## The problem
Write out all the entries word for word and omit any pictures.

## Data records
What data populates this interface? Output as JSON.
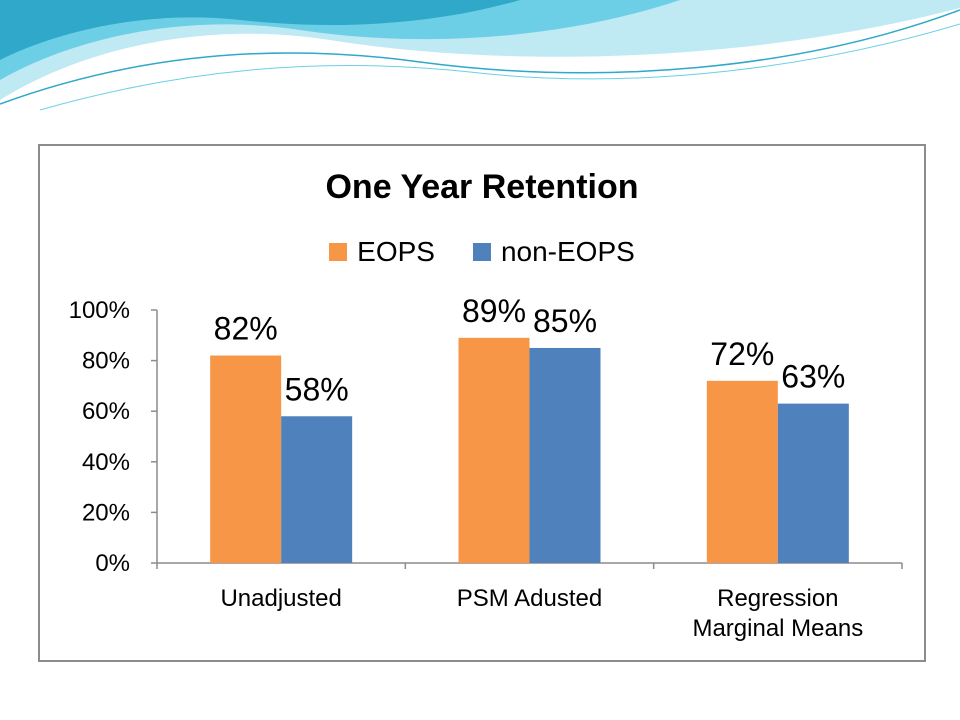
{
  "colors": {
    "eops": "#F79646",
    "non_eops": "#4F81BD",
    "wave_light": "#bfe9f3",
    "wave_mid": "#6ccfe6",
    "wave_dark": "#2fa8c9"
  },
  "chart_data": {
    "type": "bar",
    "title": "One Year Retention",
    "xlabel": "",
    "ylabel": "",
    "ylim": [
      0,
      100
    ],
    "yticks": [
      "0%",
      "20%",
      "40%",
      "60%",
      "80%",
      "100%"
    ],
    "categories": [
      [
        "Unadjusted"
      ],
      [
        "PSM Adusted"
      ],
      [
        "Regression",
        "Marginal Means"
      ]
    ],
    "series": [
      {
        "name": "EOPS",
        "values": [
          82,
          89,
          72
        ],
        "labels": [
          "82%",
          "89%",
          "72%"
        ]
      },
      {
        "name": "non-EOPS",
        "values": [
          58,
          85,
          63
        ],
        "labels": [
          "58%",
          "85%",
          "63%"
        ]
      }
    ],
    "legend_position": "top",
    "grid": false
  }
}
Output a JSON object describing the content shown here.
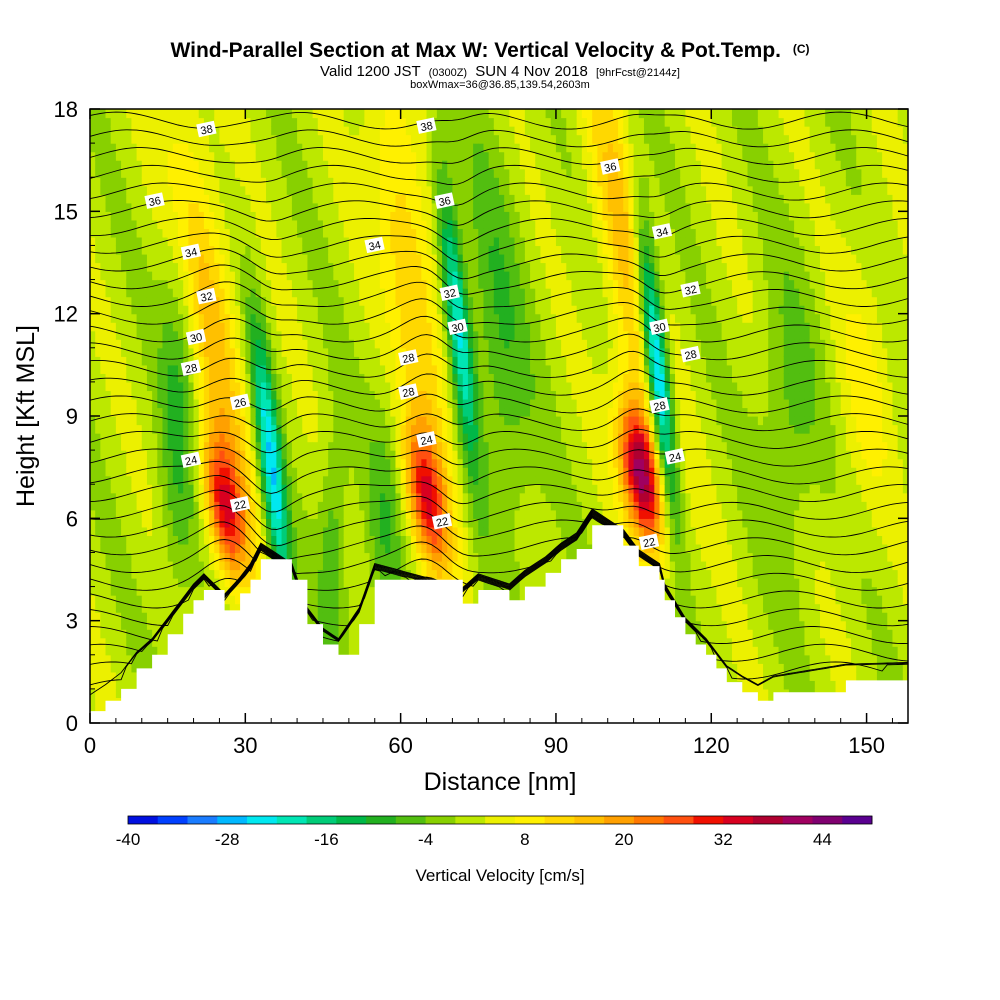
{
  "chart_data": {
    "type": "heatmap",
    "title": "Wind-Parallel Section at Max W: Vertical Velocity & Pot.Temp.",
    "title_mark": "(C)",
    "subtitle_parts": [
      "Valid 1200 JST",
      "(0300Z)",
      "SUN 4 Nov 2018",
      "[9hrFcst@2144z]"
    ],
    "subtitle2": "boxWmax=36@36.85,139.54,2603m",
    "xlabel": "Distance [nm]",
    "ylabel": "Height [Kft MSL]",
    "xlim": [
      0,
      158
    ],
    "ylim": [
      0,
      18
    ],
    "xticks": [
      0,
      30,
      60,
      90,
      120,
      150
    ],
    "yticks": [
      0,
      3,
      6,
      9,
      12,
      15,
      18
    ],
    "colorbar": {
      "title": "Vertical Velocity [cm/s]",
      "min": -40,
      "max": 50,
      "step": 4,
      "tick_values": [
        -40,
        -28,
        -16,
        -4,
        8,
        20,
        32,
        44
      ],
      "colors": [
        "#0010e0",
        "#0040ff",
        "#1a7cff",
        "#00b8ff",
        "#00e8f0",
        "#00e6b4",
        "#00cc78",
        "#00b848",
        "#22b020",
        "#52be10",
        "#88d000",
        "#bce800",
        "#ecf000",
        "#fff000",
        "#ffd800",
        "#ffc000",
        "#ffa000",
        "#ff7800",
        "#ff5010",
        "#f01000",
        "#d80020",
        "#b00030",
        "#a00060",
        "#800070",
        "#5a0090"
      ]
    },
    "updrafts": [
      {
        "center_x": 26,
        "center_height": 6.3,
        "peak_w": 38
      },
      {
        "center_x": 65,
        "center_height": 6.6,
        "peak_w": 36
      },
      {
        "center_x": 106.5,
        "center_height": 7.3,
        "peak_w": 50
      }
    ],
    "downdrafts": [
      {
        "center_x": 35,
        "center_height": 7.5,
        "min_w": -24
      },
      {
        "center_x": 71,
        "center_height": 11.8,
        "min_w": -22
      },
      {
        "center_x": 109.5,
        "center_height": 10.5,
        "min_w": -36
      }
    ],
    "terrain": [
      {
        "x": 0,
        "h": 0.35
      },
      {
        "x": 3,
        "h": 0.65
      },
      {
        "x": 6,
        "h": 1.0
      },
      {
        "x": 9,
        "h": 1.6
      },
      {
        "x": 12,
        "h": 2.0
      },
      {
        "x": 15,
        "h": 2.6
      },
      {
        "x": 18,
        "h": 3.2
      },
      {
        "x": 20,
        "h": 3.6
      },
      {
        "x": 22,
        "h": 3.9
      },
      {
        "x": 26,
        "h": 3.3
      },
      {
        "x": 29,
        "h": 3.8
      },
      {
        "x": 31,
        "h": 4.2
      },
      {
        "x": 33,
        "h": 4.8
      },
      {
        "x": 39,
        "h": 4.2
      },
      {
        "x": 42,
        "h": 2.9
      },
      {
        "x": 45,
        "h": 2.3
      },
      {
        "x": 48,
        "h": 2.0
      },
      {
        "x": 52,
        "h": 2.9
      },
      {
        "x": 55,
        "h": 4.2
      },
      {
        "x": 72,
        "h": 3.5
      },
      {
        "x": 75,
        "h": 3.9
      },
      {
        "x": 81,
        "h": 3.6
      },
      {
        "x": 84,
        "h": 4.0
      },
      {
        "x": 88,
        "h": 4.4
      },
      {
        "x": 91,
        "h": 4.8
      },
      {
        "x": 94,
        "h": 5.1
      },
      {
        "x": 97,
        "h": 5.8
      },
      {
        "x": 103,
        "h": 5.2
      },
      {
        "x": 106,
        "h": 4.6
      },
      {
        "x": 110,
        "h": 4.2
      },
      {
        "x": 111,
        "h": 3.6
      },
      {
        "x": 113,
        "h": 3.1
      },
      {
        "x": 115,
        "h": 2.6
      },
      {
        "x": 117,
        "h": 2.3
      },
      {
        "x": 119,
        "h": 2.0
      },
      {
        "x": 121,
        "h": 1.6
      },
      {
        "x": 123,
        "h": 1.2
      },
      {
        "x": 126,
        "h": 0.9
      },
      {
        "x": 129,
        "h": 0.65
      },
      {
        "x": 132,
        "h": 0.9
      },
      {
        "x": 146,
        "h": 1.25
      },
      {
        "x": 158,
        "h": 1.3
      }
    ],
    "theta_labels": [
      {
        "v": "38",
        "x": 22.5,
        "h": 17.4
      },
      {
        "v": "38",
        "x": 65,
        "h": 17.5
      },
      {
        "v": "36",
        "x": 12.5,
        "h": 15.3
      },
      {
        "v": "36",
        "x": 68.5,
        "h": 15.3
      },
      {
        "v": "36",
        "x": 100.5,
        "h": 16.3
      },
      {
        "v": "34",
        "x": 19.5,
        "h": 13.8
      },
      {
        "v": "34",
        "x": 55,
        "h": 14.0
      },
      {
        "v": "34",
        "x": 110.5,
        "h": 14.4
      },
      {
        "v": "32",
        "x": 22.5,
        "h": 12.5
      },
      {
        "v": "32",
        "x": 69.5,
        "h": 12.6
      },
      {
        "v": "32",
        "x": 116,
        "h": 12.7
      },
      {
        "v": "30",
        "x": 20.5,
        "h": 11.3
      },
      {
        "v": "30",
        "x": 71,
        "h": 11.6
      },
      {
        "v": "30",
        "x": 110,
        "h": 11.6
      },
      {
        "v": "28",
        "x": 19.5,
        "h": 10.4
      },
      {
        "v": "28",
        "x": 61.5,
        "h": 10.7
      },
      {
        "v": "28",
        "x": 116,
        "h": 10.8
      },
      {
        "v": "28",
        "x": 61.5,
        "h": 9.7
      },
      {
        "v": "28",
        "x": 110,
        "h": 9.3
      },
      {
        "v": "26",
        "x": 29,
        "h": 9.4
      },
      {
        "v": "24",
        "x": 19.5,
        "h": 7.7
      },
      {
        "v": "24",
        "x": 65,
        "h": 8.3
      },
      {
        "v": "24",
        "x": 113,
        "h": 7.8
      },
      {
        "v": "22",
        "x": 29,
        "h": 6.4
      },
      {
        "v": "22",
        "x": 68,
        "h": 5.9
      },
      {
        "v": "22",
        "x": 108,
        "h": 5.3
      }
    ]
  }
}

## The completed task
What data populates this interface? Output as JSON.
{
  "colors": {
    "eops": "#F79646",
    "non_eops": "#4F81BD",
    "wave_light": "#bfe9f3",
    "wave_mid": "#6ccfe6",
    "wave_dark": "#2fa8c9"
  },
  "chart_data": {
    "type": "bar",
    "title": "One Year Retention",
    "xlabel": "",
    "ylabel": "",
    "ylim": [
      0,
      100
    ],
    "yticks": [
      "0%",
      "20%",
      "40%",
      "60%",
      "80%",
      "100%"
    ],
    "categories": [
      [
        "Unadjusted"
      ],
      [
        "PSM Adusted"
      ],
      [
        "Regression",
        "Marginal Means"
      ]
    ],
    "series": [
      {
        "name": "EOPS",
        "values": [
          82,
          89,
          72
        ],
        "labels": [
          "82%",
          "89%",
          "72%"
        ]
      },
      {
        "name": "non-EOPS",
        "values": [
          58,
          85,
          63
        ],
        "labels": [
          "58%",
          "85%",
          "63%"
        ]
      }
    ],
    "legend_position": "top",
    "grid": false
  }
}
Output a JSON object describing the content shown here.
{
  "chart_data": {
    "type": "heatmap",
    "title": "Wind-Parallel Section at Max W: Vertical Velocity & Pot.Temp.",
    "title_mark": "(C)",
    "subtitle_parts": [
      "Valid 1200 JST",
      "(0300Z)",
      "SUN 4 Nov 2018",
      "[9hrFcst@2144z]"
    ],
    "subtitle2": "boxWmax=36@36.85,139.54,2603m",
    "xlabel": "Distance [nm]",
    "ylabel": "Height [Kft MSL]",
    "xlim": [
      0,
      158
    ],
    "ylim": [
      0,
      18
    ],
    "xticks": [
      0,
      30,
      60,
      90,
      120,
      150
    ],
    "yticks": [
      0,
      3,
      6,
      9,
      12,
      15,
      18
    ],
    "colorbar": {
      "title": "Vertical Velocity [cm/s]",
      "min": -40,
      "max": 50,
      "step": 4,
      "tick_values": [
        -40,
        -28,
        -16,
        -4,
        8,
        20,
        32,
        44
      ],
      "colors": [
        "#0010e0",
        "#0040ff",
        "#1a7cff",
        "#00b8ff",
        "#00e8f0",
        "#00e6b4",
        "#00cc78",
        "#00b848",
        "#22b020",
        "#52be10",
        "#88d000",
        "#bce800",
        "#ecf000",
        "#fff000",
        "#ffd800",
        "#ffc000",
        "#ffa000",
        "#ff7800",
        "#ff5010",
        "#f01000",
        "#d80020",
        "#b00030",
        "#a00060",
        "#800070",
        "#5a0090"
      ]
    },
    "updrafts": [
      {
        "center_x": 26,
        "center_height": 6.3,
        "peak_w": 38
      },
      {
        "center_x": 65,
        "center_height": 6.6,
        "peak_w": 36
      },
      {
        "center_x": 106.5,
        "center_height": 7.3,
        "peak_w": 50
      }
    ],
    "downdrafts": [
      {
        "center_x": 35,
        "center_height": 7.5,
        "min_w": -24
      },
      {
        "center_x": 71,
        "center_height": 11.8,
        "min_w": -22
      },
      {
        "center_x": 109.5,
        "center_height": 10.5,
        "min_w": -36
      }
    ],
    "terrain": [
      {
        "x": 0,
        "h": 0.35
      },
      {
        "x": 3,
        "h": 0.65
      },
      {
        "x": 6,
        "h": 1.0
      },
      {
        "x": 9,
        "h": 1.6
      },
      {
        "x": 12,
        "h": 2.0
      },
      {
        "x": 15,
        "h": 2.6
      },
      {
        "x": 18,
        "h": 3.2
      },
      {
        "x": 20,
        "h": 3.6
      },
      {
        "x": 22,
        "h": 3.9
      },
      {
        "x": 26,
        "h": 3.3
      },
      {
        "x": 29,
        "h": 3.8
      },
      {
        "x": 31,
        "h": 4.2
      },
      {
        "x": 33,
        "h": 4.8
      },
      {
        "x": 39,
        "h": 4.2
      },
      {
        "x": 42,
        "h": 2.9
      },
      {
        "x": 45,
        "h": 2.3
      },
      {
        "x": 48,
        "h": 2.0
      },
      {
        "x": 52,
        "h": 2.9
      },
      {
        "x": 55,
        "h": 4.2
      },
      {
        "x": 72,
        "h": 3.5
      },
      {
        "x": 75,
        "h": 3.9
      },
      {
        "x": 81,
        "h": 3.6
      },
      {
        "x": 84,
        "h": 4.0
      },
      {
        "x": 88,
        "h": 4.4
      },
      {
        "x": 91,
        "h": 4.8
      },
      {
        "x": 94,
        "h": 5.1
      },
      {
        "x": 97,
        "h": 5.8
      },
      {
        "x": 103,
        "h": 5.2
      },
      {
        "x": 106,
        "h": 4.6
      },
      {
        "x": 110,
        "h": 4.2
      },
      {
        "x": 111,
        "h": 3.6
      },
      {
        "x": 113,
        "h": 3.1
      },
      {
        "x": 115,
        "h": 2.6
      },
      {
        "x": 117,
        "h": 2.3
      },
      {
        "x": 119,
        "h": 2.0
      },
      {
        "x": 121,
        "h": 1.6
      },
      {
        "x": 123,
        "h": 1.2
      },
      {
        "x": 126,
        "h": 0.9
      },
      {
        "x": 129,
        "h": 0.65
      },
      {
        "x": 132,
        "h": 0.9
      },
      {
        "x": 146,
        "h": 1.25
      },
      {
        "x": 158,
        "h": 1.3
      }
    ],
    "theta_labels": [
      {
        "v": "38",
        "x": 22.5,
        "h": 17.4
      },
      {
        "v": "38",
        "x": 65,
        "h": 17.5
      },
      {
        "v": "36",
        "x": 12.5,
        "h": 15.3
      },
      {
        "v": "36",
        "x": 68.5,
        "h": 15.3
      },
      {
        "v": "36",
        "x": 100.5,
        "h": 16.3
      },
      {
        "v": "34",
        "x": 19.5,
        "h": 13.8
      },
      {
        "v": "34",
        "x": 55,
        "h": 14.0
      },
      {
        "v": "34",
        "x": 110.5,
        "h": 14.4
      },
      {
        "v": "32",
        "x": 22.5,
        "h": 12.5
      },
      {
        "v": "32",
        "x": 69.5,
        "h": 12.6
      },
      {
        "v": "32",
        "x": 116,
        "h": 12.7
      },
      {
        "v": "30",
        "x": 20.5,
        "h": 11.3
      },
      {
        "v": "30",
        "x": 71,
        "h": 11.6
      },
      {
        "v": "30",
        "x": 110,
        "h": 11.6
      },
      {
        "v": "28",
        "x": 19.5,
        "h": 10.4
      },
      {
        "v": "28",
        "x": 61.5,
        "h": 10.7
      },
      {
        "v": "28",
        "x": 116,
        "h": 10.8
      },
      {
        "v": "28",
        "x": 61.5,
        "h": 9.7
      },
      {
        "v": "28",
        "x": 110,
        "h": 9.3
      },
      {
        "v": "26",
        "x": 29,
        "h": 9.4
      },
      {
        "v": "24",
        "x": 19.5,
        "h": 7.7
      },
      {
        "v": "24",
        "x": 65,
        "h": 8.3
      },
      {
        "v": "24",
        "x": 113,
        "h": 7.8
      },
      {
        "v": "22",
        "x": 29,
        "h": 6.4
      },
      {
        "v": "22",
        "x": 68,
        "h": 5.9
      },
      {
        "v": "22",
        "x": 108,
        "h": 5.3
      }
    ]
  }
}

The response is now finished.